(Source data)

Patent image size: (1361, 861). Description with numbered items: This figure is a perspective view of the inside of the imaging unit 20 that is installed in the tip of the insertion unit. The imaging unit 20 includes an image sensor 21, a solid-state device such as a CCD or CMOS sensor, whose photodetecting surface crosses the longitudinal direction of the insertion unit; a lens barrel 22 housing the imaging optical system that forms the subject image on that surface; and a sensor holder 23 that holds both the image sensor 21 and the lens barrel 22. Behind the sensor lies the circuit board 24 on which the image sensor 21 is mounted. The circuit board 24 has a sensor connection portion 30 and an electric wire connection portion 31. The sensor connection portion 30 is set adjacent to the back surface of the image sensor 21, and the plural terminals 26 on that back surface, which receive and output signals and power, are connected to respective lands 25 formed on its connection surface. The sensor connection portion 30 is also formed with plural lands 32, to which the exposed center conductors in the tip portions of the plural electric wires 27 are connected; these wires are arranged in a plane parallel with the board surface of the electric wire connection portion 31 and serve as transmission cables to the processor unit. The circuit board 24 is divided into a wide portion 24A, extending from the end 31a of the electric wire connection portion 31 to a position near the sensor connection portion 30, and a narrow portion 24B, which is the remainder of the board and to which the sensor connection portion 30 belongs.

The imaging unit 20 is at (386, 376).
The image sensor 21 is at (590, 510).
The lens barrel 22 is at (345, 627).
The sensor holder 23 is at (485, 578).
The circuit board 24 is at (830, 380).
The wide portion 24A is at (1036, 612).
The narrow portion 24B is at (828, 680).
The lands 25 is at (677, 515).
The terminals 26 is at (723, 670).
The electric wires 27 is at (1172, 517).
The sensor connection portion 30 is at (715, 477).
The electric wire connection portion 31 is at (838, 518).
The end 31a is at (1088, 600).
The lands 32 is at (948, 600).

(What needs to be done) Present the source data above as a Markdown table with the columns Row and Line, starting at the first line and ending at the line that contains "The terminals 26 is at (723, 670).", with both of those lines included. Number each row and skip any blank lines.

(Task response)
| Row | Line |
|---|---|
| 1 | Patent image size: (1361, 861). Description with numbered items: This figure is a perspective view of the inside of the imaging unit 20 that is installed in the tip of the insertion unit. The imaging unit 20 includes an image sensor 21, a solid-state device such as a CCD or CMOS sensor, whose photodetecting surface crosses the longitudinal direction of the insertion unit; a lens barrel 22 housing the imaging optical system that forms the subject image on that surface; and a sensor holder 23 that holds both the image sensor 21 and the lens barrel 22. Behind the sensor lies the circuit board 24 on which the image sensor 21 is mounted. The circuit board 24 has a sensor connection portion 30 and an electric wire connection portion 31. The sensor connection portion 30 is set adjacent to the back surface of the image sensor 21, and the plural terminals 26 on that back surface, which receive and output signals and power, are connected to respective lands 25 formed on its connection surface. The sensor connection portion 30 is also formed with plural lands 32, to which the exposed center conductors in the tip portions of the plural electric wires 27 are connected; these wires are arranged in a plane parallel with the board surface of the electric wire connection portion 31 and serve as transmission cables to the processor unit. The circuit board 24 is divided into a wide portion 24A, extending from the end 31a of the electric wire connection portion 31 to a position near the sensor connection portion 30, and a narrow portion 24B, which is the remainder of the board and to which the sensor connection portion 30 belongs. |
| 2 | The imaging unit 20 is at (386, 376). |
| 3 | The image sensor 21 is at (590, 510). |
| 4 | The lens barrel 22 is at (345, 627). |
| 5 | The sensor holder 23 is at (485, 578). |
| 6 | The circuit board 24 is at (830, 380). |
| 7 | The wide portion 24A is at (1036, 612). |
| 8 | The narrow portion 24B is at (828, 680). |
| 9 | The lands 25 is at (677, 515). |
| 10 | The terminals 26 is at (723, 670). |